PROVIDED DATA:
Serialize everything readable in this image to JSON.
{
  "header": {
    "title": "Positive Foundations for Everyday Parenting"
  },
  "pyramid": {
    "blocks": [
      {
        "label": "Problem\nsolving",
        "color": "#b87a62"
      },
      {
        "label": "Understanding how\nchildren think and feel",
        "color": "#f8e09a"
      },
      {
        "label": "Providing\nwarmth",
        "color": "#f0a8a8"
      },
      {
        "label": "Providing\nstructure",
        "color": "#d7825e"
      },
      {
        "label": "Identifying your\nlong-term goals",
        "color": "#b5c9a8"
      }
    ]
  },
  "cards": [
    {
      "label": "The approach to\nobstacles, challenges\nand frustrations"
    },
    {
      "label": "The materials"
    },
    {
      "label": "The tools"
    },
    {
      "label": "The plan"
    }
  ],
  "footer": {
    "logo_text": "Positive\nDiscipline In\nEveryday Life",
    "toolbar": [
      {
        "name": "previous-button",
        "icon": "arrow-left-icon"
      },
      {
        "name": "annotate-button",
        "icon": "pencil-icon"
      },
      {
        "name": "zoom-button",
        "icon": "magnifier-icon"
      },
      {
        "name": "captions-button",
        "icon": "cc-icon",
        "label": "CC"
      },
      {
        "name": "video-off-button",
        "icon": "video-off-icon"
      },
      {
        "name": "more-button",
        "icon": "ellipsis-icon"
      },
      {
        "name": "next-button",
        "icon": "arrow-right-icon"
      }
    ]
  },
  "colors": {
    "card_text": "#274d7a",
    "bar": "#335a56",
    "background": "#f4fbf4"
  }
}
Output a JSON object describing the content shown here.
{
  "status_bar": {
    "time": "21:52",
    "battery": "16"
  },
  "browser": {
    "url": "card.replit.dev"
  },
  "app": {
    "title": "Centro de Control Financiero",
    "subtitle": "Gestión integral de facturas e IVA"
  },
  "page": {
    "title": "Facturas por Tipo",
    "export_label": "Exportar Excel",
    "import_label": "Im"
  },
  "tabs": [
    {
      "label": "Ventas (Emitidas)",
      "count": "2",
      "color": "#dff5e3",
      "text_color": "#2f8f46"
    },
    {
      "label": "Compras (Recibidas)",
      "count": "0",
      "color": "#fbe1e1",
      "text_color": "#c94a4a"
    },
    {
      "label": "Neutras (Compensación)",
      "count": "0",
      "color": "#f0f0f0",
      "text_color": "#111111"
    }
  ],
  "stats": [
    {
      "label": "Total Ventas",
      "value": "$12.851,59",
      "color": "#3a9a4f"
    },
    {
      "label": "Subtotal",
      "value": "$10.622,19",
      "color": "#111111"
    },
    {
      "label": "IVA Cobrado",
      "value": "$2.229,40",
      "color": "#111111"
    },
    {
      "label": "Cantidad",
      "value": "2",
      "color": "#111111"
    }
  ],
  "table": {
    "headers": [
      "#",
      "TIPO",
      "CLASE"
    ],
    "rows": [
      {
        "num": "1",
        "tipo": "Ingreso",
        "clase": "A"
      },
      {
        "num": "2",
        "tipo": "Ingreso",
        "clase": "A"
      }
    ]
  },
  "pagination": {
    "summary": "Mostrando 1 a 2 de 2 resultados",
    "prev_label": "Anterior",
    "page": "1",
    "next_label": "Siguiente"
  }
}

TASK TO CARRY OUT: State how many lines of the listing hold the string "arrow"; reply with the number and nothing else.

SOLUTION TO THIS TASK: 2